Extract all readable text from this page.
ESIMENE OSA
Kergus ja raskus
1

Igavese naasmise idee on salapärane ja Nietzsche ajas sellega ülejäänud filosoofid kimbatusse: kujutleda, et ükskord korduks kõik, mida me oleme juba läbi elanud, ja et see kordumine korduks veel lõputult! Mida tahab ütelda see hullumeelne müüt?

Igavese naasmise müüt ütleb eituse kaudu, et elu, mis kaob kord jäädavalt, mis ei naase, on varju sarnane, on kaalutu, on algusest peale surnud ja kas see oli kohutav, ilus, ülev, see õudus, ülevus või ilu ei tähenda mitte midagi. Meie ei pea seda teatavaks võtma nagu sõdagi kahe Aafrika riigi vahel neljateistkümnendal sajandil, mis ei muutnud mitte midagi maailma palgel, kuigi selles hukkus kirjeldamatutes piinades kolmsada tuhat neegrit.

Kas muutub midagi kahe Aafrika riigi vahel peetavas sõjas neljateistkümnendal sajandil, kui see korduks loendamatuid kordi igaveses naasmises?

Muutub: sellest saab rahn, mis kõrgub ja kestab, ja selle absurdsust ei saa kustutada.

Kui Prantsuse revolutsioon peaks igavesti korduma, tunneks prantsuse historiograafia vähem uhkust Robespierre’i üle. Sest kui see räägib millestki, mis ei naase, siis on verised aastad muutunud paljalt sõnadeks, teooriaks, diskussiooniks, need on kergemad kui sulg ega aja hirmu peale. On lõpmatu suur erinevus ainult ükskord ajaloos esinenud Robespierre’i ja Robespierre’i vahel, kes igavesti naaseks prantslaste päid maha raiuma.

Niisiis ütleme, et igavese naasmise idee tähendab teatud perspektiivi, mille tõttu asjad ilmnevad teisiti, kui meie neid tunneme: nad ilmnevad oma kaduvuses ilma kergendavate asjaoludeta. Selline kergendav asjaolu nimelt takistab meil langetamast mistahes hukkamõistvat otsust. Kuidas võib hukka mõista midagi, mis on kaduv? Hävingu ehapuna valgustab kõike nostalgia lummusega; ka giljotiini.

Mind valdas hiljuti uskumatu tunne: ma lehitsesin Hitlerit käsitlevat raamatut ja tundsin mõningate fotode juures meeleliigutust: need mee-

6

______________________________

Given task
Copy every line above that holds the word "ükskord".

Result
Igavese naasmise idee on salapärane ja Nietzsche ajas sellega ülejäänud filosoofid kimbatusse: kujutleda, et ükskord korduks kõik, mida me oleme juba läbi elanud, ja et see kordumine korduks veel lõputult! Mida tahab ütelda see hullumeelne müüt?
Kui Prantsuse revolutsioon peaks igavesti korduma, tunneks prantsuse historiograafia vähem uhkust Robespierre’i üle. Sest kui see räägib millestki, mis ei naase, siis on verised aastad muutunud paljalt sõnadeks, teooriaks, diskussiooniks, need on kergemad kui sulg ega aja hirmu peale. On lõpmatu suur erinevus ainult ükskord ajaloos esinenud Robespierre’i ja Robespierre’i vahel, kes igavesti naaseks prantslaste päid maha raiuma.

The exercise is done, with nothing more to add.